(Stored data entries)
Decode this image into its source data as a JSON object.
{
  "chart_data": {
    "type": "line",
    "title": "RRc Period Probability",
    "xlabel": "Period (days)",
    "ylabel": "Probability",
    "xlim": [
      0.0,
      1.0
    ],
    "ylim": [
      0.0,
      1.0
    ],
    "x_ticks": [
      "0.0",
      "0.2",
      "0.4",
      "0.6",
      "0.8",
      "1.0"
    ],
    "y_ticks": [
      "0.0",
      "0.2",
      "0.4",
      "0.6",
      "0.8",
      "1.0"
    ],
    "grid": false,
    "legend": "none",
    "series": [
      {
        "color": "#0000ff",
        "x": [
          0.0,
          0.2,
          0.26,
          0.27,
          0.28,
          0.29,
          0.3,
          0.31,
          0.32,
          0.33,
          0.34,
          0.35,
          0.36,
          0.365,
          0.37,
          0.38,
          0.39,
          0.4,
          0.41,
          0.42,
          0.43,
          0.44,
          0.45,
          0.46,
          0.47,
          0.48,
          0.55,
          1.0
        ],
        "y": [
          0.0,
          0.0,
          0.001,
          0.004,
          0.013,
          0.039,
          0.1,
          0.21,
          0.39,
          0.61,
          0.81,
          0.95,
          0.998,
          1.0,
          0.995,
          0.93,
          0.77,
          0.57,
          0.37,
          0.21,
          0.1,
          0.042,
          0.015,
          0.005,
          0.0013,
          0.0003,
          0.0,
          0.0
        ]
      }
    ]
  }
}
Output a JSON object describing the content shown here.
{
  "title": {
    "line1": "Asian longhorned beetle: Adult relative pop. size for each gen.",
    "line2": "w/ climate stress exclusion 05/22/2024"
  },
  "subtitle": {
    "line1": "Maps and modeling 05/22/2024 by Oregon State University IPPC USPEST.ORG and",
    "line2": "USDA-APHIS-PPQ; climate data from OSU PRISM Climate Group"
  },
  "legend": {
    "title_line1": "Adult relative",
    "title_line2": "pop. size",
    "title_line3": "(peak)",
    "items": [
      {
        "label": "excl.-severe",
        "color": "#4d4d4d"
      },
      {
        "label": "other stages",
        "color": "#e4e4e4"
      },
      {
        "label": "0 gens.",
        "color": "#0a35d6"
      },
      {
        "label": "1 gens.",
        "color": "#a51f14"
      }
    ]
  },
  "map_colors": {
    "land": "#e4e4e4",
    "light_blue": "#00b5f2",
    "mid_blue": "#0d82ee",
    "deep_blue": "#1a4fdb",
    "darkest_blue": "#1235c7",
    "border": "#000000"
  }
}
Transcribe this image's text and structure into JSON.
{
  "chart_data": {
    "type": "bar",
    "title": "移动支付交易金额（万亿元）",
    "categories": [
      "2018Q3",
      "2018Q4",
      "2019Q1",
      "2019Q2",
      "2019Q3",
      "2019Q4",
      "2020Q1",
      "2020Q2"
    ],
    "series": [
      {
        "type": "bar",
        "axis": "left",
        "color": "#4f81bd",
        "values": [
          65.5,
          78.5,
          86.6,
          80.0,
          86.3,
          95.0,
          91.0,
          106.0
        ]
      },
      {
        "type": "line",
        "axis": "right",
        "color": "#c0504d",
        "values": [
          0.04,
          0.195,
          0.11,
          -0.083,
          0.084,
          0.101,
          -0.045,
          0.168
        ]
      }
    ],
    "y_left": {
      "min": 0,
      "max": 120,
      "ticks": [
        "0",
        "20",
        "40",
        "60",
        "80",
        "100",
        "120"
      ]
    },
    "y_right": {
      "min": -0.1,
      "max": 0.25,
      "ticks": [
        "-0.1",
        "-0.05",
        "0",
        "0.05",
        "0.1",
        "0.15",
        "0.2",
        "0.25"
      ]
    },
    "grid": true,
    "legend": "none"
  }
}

TASK:
Copy out each line of the listing that holds "object".

RESULT FOR THIS EXERCISE:
Decode this image into its source data as a JSON object.
Output a JSON object describing the content shown here.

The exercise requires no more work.